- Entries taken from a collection
----------------
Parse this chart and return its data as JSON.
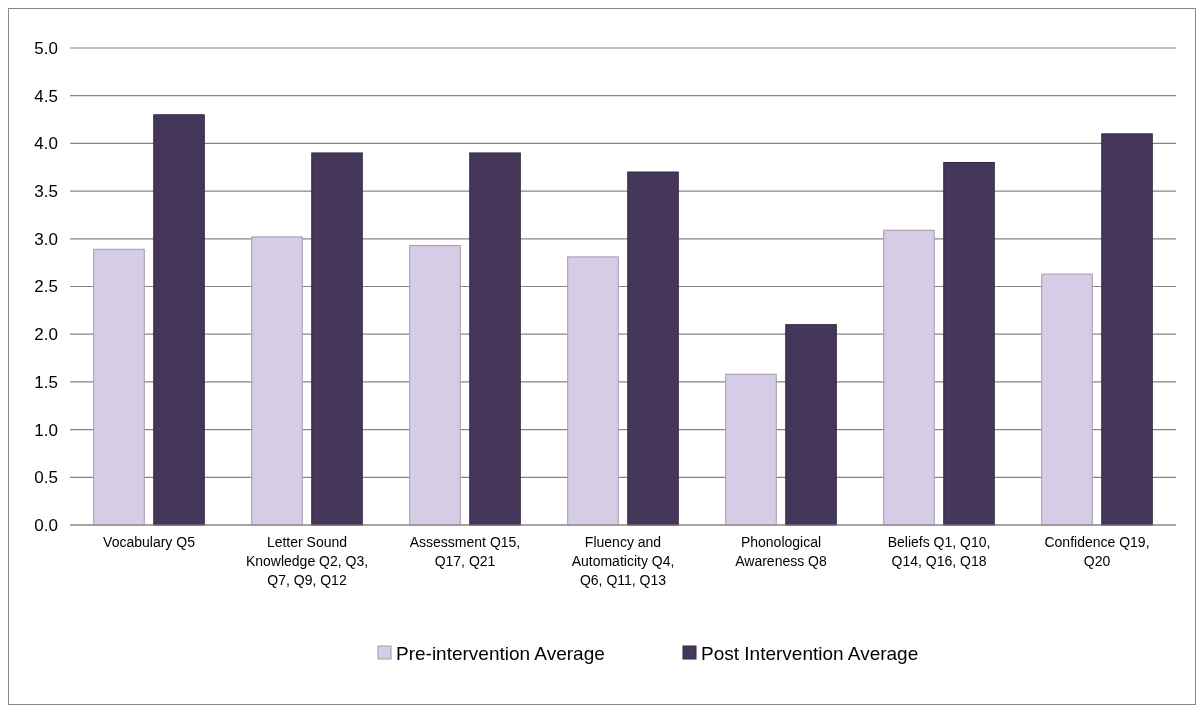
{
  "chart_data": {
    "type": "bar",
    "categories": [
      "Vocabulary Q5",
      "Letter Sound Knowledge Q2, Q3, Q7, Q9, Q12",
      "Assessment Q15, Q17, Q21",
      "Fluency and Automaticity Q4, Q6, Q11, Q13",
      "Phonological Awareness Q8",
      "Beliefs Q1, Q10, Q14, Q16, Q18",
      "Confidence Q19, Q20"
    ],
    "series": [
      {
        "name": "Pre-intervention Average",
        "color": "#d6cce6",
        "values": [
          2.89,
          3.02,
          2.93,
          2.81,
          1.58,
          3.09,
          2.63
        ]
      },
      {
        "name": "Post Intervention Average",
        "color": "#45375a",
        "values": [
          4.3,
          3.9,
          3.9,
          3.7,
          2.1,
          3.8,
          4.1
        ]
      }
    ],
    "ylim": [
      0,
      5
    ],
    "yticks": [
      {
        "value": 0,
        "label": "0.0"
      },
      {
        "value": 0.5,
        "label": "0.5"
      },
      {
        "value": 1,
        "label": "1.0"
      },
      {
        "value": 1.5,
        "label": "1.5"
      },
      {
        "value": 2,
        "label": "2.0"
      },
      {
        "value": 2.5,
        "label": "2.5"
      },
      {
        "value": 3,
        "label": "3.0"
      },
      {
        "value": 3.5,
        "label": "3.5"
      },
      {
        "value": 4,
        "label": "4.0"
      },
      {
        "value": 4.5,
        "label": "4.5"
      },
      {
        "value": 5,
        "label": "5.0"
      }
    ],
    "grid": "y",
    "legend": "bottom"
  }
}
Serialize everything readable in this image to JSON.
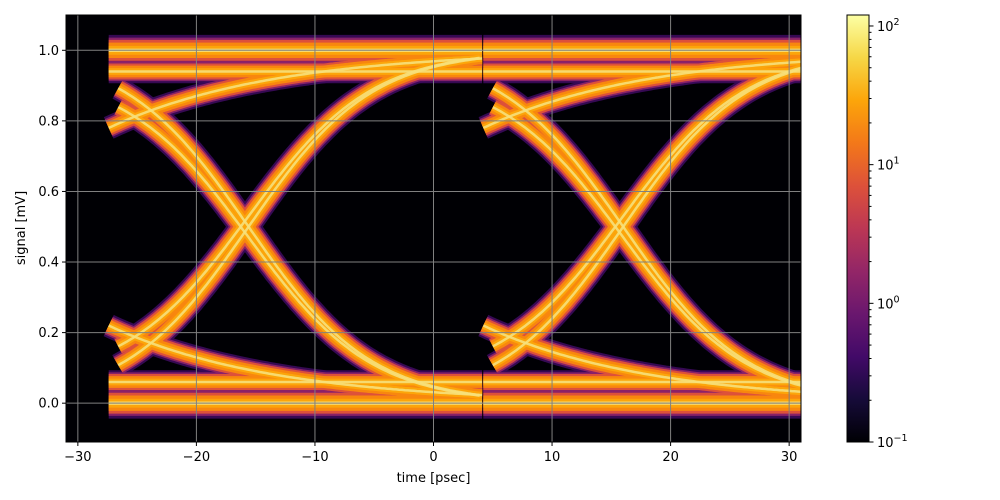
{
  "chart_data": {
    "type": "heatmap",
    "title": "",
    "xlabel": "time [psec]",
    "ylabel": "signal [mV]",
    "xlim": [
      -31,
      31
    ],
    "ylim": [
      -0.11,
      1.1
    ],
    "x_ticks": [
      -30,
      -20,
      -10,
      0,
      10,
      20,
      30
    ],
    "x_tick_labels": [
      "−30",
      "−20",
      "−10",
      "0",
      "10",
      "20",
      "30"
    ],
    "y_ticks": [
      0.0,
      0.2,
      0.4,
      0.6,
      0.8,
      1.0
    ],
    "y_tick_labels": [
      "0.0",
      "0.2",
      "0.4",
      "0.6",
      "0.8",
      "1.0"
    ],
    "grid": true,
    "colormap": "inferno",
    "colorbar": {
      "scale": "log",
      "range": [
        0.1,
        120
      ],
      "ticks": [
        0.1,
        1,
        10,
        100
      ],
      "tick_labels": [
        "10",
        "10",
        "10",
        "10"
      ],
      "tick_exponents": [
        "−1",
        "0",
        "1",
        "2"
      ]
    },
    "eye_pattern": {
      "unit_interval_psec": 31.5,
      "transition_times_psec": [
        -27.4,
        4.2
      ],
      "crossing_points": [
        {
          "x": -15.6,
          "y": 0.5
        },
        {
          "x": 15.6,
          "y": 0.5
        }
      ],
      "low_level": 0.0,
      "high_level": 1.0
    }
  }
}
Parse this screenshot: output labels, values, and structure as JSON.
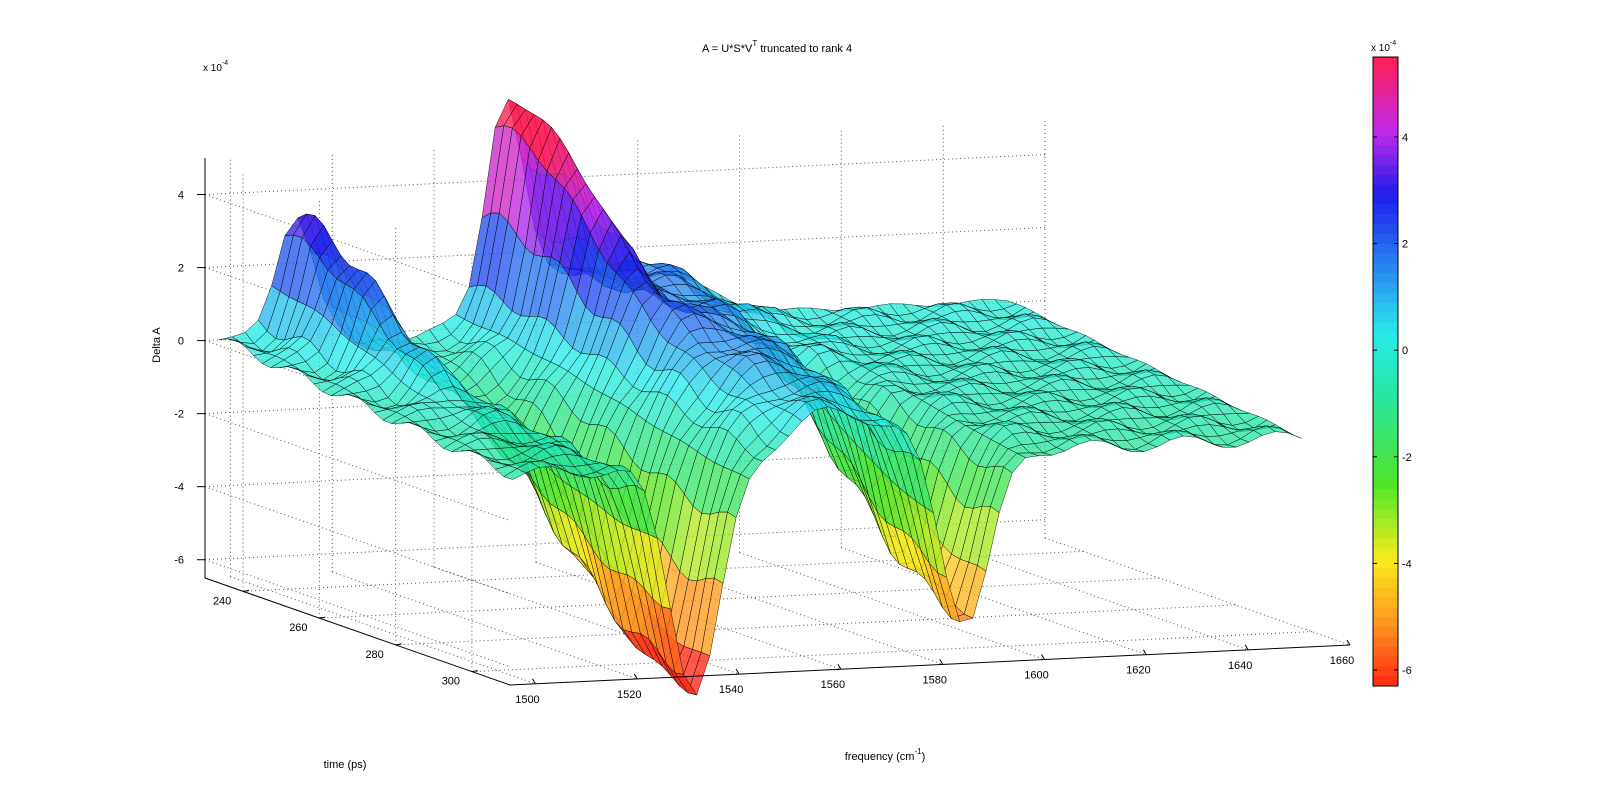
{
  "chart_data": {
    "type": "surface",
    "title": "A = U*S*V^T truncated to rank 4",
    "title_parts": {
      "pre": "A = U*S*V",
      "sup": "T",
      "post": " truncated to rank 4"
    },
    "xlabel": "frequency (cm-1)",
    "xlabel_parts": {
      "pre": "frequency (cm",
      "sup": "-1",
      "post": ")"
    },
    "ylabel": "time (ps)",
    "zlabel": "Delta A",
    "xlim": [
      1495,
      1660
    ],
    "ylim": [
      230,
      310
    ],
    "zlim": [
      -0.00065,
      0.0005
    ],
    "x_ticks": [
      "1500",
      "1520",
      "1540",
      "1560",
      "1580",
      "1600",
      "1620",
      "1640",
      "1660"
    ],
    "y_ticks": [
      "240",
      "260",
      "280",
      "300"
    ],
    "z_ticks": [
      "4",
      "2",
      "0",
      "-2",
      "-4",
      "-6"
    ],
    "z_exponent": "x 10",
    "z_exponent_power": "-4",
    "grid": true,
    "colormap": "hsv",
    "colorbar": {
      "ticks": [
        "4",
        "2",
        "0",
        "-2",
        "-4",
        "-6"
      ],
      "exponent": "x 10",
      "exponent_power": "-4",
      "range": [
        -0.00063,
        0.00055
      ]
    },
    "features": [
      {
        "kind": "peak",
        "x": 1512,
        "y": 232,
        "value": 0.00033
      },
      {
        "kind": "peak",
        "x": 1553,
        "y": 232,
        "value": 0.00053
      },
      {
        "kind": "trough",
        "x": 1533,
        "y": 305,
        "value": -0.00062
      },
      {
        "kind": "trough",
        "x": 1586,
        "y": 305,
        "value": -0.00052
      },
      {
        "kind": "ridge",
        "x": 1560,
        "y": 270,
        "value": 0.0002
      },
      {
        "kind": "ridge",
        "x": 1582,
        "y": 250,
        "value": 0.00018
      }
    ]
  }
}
----------------
All the records need to be repeated exactly, with the images dropped.

- Task result
Parse this chart and return its data as JSON.
{
  "chart_data": {
    "type": "bar",
    "categories": [
      "Vocabulary Q5",
      "Letter Sound Knowledge Q2, Q3, Q7, Q9, Q12",
      "Assessment Q15, Q17, Q21",
      "Fluency and Automaticity Q4, Q6, Q11, Q13",
      "Phonological Awareness Q8",
      "Beliefs Q1, Q10, Q14, Q16, Q18",
      "Confidence Q19, Q20"
    ],
    "series": [
      {
        "name": "Pre-intervention Average",
        "color": "#d6cce6",
        "values": [
          2.89,
          3.02,
          2.93,
          2.81,
          1.58,
          3.09,
          2.63
        ]
      },
      {
        "name": "Post Intervention Average",
        "color": "#45375a",
        "values": [
          4.3,
          3.9,
          3.9,
          3.7,
          2.1,
          3.8,
          4.1
        ]
      }
    ],
    "ylim": [
      0,
      5
    ],
    "yticks": [
      {
        "value": 0,
        "label": "0.0"
      },
      {
        "value": 0.5,
        "label": "0.5"
      },
      {
        "value": 1,
        "label": "1.0"
      },
      {
        "value": 1.5,
        "label": "1.5"
      },
      {
        "value": 2,
        "label": "2.0"
      },
      {
        "value": 2.5,
        "label": "2.5"
      },
      {
        "value": 3,
        "label": "3.0"
      },
      {
        "value": 3.5,
        "label": "3.5"
      },
      {
        "value": 4,
        "label": "4.0"
      },
      {
        "value": 4.5,
        "label": "4.5"
      },
      {
        "value": 5,
        "label": "5.0"
      }
    ],
    "grid": "y",
    "legend": "bottom"
  }
}
Serialize everything readable in this image to JSON.
{
  "chart_data": {
    "type": "heatmap",
    "title": "",
    "xlabel": "time [psec]",
    "ylabel": "signal [mV]",
    "xlim": [
      -31,
      31
    ],
    "ylim": [
      -0.11,
      1.1
    ],
    "x_ticks": [
      -30,
      -20,
      -10,
      0,
      10,
      20,
      30
    ],
    "x_tick_labels": [
      "−30",
      "−20",
      "−10",
      "0",
      "10",
      "20",
      "30"
    ],
    "y_ticks": [
      0.0,
      0.2,
      0.4,
      0.6,
      0.8,
      1.0
    ],
    "y_tick_labels": [
      "0.0",
      "0.2",
      "0.4",
      "0.6",
      "0.8",
      "1.0"
    ],
    "grid": true,
    "colormap": "inferno",
    "colorbar": {
      "scale": "log",
      "range": [
        0.1,
        120
      ],
      "ticks": [
        0.1,
        1,
        10,
        100
      ],
      "tick_labels": [
        "10",
        "10",
        "10",
        "10"
      ],
      "tick_exponents": [
        "−1",
        "0",
        "1",
        "2"
      ]
    },
    "eye_pattern": {
      "unit_interval_psec": 31.5,
      "transition_times_psec": [
        -27.4,
        4.2
      ],
      "crossing_points": [
        {
          "x": -15.6,
          "y": 0.5
        },
        {
          "x": 15.6,
          "y": 0.5
        }
      ],
      "low_level": 0.0,
      "high_level": 1.0
    }
  }
}
Parse this screenshot: output labels, values, and structure as JSON.
{
  "chart_data": {
    "type": "surface",
    "title": "A = U*S*V^T truncated to rank 4",
    "title_parts": {
      "pre": "A = U*S*V",
      "sup": "T",
      "post": " truncated to rank 4"
    },
    "xlabel": "frequency (cm-1)",
    "xlabel_parts": {
      "pre": "frequency (cm",
      "sup": "-1",
      "post": ")"
    },
    "ylabel": "time (ps)",
    "zlabel": "Delta A",
    "xlim": [
      1495,
      1660
    ],
    "ylim": [
      230,
      310
    ],
    "zlim": [
      -0.00065,
      0.0005
    ],
    "x_ticks": [
      "1500",
      "1520",
      "1540",
      "1560",
      "1580",
      "1600",
      "1620",
      "1640",
      "1660"
    ],
    "y_ticks": [
      "240",
      "260",
      "280",
      "300"
    ],
    "z_ticks": [
      "4",
      "2",
      "0",
      "-2",
      "-4",
      "-6"
    ],
    "z_exponent": "x 10",
    "z_exponent_power": "-4",
    "grid": true,
    "colormap": "hsv",
    "colorbar": {
      "ticks": [
        "4",
        "2",
        "0",
        "-2",
        "-4",
        "-6"
      ],
      "exponent": "x 10",
      "exponent_power": "-4",
      "range": [
        -0.00063,
        0.00055
      ]
    },
    "features": [
      {
        "kind": "peak",
        "x": 1512,
        "y": 232,
        "value": 0.00033
      },
      {
        "kind": "peak",
        "x": 1553,
        "y": 232,
        "value": 0.00053
      },
      {
        "kind": "trough",
        "x": 1533,
        "y": 305,
        "value": -0.00062
      },
      {
        "kind": "trough",
        "x": 1586,
        "y": 305,
        "value": -0.00052
      },
      {
        "kind": "ridge",
        "x": 1560,
        "y": 270,
        "value": 0.0002
      },
      {
        "kind": "ridge",
        "x": 1582,
        "y": 250,
        "value": 0.00018
      }
    ]
  }
}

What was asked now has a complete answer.